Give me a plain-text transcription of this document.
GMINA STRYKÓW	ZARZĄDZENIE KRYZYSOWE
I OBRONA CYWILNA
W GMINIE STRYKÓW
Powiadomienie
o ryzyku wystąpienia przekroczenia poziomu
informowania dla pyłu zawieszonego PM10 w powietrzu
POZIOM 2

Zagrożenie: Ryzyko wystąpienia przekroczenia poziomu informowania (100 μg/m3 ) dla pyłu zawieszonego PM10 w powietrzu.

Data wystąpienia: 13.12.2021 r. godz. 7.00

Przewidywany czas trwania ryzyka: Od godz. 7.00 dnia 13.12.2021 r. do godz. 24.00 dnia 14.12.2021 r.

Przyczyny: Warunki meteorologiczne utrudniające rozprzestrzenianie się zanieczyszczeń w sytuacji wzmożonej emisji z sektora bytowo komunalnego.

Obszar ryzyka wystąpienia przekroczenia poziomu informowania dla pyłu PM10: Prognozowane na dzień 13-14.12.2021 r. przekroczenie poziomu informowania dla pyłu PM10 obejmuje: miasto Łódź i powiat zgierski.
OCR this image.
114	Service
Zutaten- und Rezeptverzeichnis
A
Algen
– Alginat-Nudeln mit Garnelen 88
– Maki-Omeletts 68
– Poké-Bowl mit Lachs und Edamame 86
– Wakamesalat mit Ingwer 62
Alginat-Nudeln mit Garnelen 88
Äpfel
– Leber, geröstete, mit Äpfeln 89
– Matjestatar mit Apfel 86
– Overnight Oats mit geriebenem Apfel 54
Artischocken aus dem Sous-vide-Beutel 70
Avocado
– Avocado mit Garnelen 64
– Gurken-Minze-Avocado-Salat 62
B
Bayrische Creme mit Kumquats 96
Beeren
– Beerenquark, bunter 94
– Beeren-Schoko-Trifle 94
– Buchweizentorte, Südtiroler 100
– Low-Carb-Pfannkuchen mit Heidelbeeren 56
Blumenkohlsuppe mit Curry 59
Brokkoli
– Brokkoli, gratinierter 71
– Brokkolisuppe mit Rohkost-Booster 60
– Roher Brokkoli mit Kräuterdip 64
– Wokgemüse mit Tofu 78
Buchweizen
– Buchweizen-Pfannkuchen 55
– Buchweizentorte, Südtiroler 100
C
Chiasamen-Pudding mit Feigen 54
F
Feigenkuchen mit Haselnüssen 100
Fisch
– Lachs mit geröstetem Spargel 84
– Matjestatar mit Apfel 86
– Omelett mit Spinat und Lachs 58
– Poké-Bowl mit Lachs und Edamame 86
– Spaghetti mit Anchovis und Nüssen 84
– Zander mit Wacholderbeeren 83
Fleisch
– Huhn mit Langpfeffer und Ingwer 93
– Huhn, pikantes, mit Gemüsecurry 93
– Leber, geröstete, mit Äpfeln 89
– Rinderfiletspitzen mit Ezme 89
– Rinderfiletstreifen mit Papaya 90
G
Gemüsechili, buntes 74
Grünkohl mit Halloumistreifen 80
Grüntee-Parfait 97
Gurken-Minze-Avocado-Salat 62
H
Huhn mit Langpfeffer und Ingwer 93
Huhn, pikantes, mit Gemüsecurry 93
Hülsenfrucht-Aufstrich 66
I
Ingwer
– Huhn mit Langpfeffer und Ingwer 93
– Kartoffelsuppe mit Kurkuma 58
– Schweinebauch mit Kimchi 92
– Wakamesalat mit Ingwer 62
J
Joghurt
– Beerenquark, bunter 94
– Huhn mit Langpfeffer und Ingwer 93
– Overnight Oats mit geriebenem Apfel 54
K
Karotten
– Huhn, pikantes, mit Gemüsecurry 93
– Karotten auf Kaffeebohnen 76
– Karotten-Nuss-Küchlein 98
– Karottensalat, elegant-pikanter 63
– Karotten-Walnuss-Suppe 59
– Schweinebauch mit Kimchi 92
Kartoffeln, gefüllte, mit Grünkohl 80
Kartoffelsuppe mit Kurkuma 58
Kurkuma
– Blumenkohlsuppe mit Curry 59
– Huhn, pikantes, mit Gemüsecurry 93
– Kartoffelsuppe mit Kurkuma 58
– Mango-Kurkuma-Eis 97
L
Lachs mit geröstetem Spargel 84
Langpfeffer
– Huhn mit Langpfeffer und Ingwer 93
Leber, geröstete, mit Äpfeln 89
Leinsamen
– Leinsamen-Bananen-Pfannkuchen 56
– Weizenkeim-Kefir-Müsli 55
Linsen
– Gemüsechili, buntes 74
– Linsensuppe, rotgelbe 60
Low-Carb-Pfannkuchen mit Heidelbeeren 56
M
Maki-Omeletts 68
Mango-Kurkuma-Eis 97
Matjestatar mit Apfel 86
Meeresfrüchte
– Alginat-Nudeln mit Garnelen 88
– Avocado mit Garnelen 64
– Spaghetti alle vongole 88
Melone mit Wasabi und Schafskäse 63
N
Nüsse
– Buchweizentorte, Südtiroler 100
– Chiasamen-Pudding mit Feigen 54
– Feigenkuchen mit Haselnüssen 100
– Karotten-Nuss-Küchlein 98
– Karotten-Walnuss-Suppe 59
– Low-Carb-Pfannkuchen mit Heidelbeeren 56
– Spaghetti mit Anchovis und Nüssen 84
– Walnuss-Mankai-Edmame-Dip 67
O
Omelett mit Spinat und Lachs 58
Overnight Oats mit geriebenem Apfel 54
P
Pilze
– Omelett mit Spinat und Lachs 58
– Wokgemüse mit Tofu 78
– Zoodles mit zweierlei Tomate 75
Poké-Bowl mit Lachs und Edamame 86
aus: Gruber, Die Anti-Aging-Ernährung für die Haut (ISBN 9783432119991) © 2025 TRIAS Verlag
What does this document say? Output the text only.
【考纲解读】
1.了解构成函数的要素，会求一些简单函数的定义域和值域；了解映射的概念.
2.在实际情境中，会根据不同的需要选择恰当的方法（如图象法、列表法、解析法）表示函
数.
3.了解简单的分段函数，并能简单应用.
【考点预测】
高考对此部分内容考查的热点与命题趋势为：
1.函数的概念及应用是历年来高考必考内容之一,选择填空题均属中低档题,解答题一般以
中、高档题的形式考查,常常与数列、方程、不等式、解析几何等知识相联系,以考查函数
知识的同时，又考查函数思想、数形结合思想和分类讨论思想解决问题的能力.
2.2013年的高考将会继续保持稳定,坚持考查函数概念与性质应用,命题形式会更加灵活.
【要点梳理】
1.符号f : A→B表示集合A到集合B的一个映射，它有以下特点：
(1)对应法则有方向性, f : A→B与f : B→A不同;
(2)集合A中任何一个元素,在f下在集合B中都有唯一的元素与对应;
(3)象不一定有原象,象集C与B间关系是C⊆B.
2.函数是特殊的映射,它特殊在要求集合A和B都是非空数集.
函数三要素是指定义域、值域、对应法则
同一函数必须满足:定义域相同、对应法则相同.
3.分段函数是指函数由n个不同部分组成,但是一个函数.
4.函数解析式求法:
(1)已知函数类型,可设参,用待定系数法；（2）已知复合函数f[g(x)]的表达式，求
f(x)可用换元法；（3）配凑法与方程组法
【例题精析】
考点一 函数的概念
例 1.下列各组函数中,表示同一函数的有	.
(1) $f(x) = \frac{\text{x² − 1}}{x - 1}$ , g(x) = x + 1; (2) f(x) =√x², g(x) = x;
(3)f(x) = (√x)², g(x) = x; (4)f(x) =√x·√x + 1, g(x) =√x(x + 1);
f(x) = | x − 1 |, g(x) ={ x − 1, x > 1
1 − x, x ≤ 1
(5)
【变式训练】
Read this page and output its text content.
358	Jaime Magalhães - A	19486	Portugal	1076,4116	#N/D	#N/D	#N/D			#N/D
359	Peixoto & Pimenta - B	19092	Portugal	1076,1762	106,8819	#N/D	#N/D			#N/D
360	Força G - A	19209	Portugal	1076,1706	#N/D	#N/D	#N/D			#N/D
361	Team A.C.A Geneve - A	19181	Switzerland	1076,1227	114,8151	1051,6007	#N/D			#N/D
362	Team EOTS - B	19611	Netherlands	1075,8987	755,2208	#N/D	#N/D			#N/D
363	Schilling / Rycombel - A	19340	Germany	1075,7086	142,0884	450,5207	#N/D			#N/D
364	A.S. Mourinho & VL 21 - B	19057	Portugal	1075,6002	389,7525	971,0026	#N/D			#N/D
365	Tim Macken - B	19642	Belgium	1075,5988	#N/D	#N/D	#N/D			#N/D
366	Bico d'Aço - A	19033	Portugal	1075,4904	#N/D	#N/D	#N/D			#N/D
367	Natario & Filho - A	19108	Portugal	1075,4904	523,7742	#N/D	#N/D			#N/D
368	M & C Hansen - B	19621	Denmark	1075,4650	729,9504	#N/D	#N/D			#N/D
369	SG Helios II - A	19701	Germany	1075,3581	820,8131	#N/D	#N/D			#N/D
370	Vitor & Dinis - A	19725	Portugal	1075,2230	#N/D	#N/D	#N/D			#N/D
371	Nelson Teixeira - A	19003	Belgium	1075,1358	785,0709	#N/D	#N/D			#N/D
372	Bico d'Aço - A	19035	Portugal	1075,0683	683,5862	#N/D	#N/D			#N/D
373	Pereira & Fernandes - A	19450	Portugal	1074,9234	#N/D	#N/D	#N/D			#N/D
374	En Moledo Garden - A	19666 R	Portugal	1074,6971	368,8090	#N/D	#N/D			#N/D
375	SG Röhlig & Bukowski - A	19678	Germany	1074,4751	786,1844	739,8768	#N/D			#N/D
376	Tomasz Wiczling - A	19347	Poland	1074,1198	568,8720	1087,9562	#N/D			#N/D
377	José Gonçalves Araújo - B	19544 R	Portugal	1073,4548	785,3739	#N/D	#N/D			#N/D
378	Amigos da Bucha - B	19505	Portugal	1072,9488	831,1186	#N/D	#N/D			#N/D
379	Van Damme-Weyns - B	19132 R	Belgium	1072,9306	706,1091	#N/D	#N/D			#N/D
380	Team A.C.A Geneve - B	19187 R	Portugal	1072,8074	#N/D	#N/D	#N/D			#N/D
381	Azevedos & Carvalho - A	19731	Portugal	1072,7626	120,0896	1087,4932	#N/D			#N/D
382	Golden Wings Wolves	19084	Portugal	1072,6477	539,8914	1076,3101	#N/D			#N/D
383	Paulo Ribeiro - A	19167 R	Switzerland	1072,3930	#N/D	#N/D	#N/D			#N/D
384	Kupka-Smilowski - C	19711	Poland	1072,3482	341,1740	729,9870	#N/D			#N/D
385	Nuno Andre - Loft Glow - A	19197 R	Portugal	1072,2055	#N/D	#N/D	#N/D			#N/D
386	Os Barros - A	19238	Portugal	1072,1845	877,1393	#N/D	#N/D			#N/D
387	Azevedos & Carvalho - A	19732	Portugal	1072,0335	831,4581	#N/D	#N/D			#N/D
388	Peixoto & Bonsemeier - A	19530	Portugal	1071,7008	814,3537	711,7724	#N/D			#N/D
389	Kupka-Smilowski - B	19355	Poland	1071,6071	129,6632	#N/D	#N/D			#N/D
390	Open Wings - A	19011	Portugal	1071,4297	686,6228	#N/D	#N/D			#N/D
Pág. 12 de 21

☆ ☆ ☆ ☆ ☆ ☆ ☆

Copy whichever lines in the listing above contain the word "Pudding".

Exercise result:
Chiasamen-Pudding mit Feigen 54
– Chiasamen-Pudding mit Feigen 54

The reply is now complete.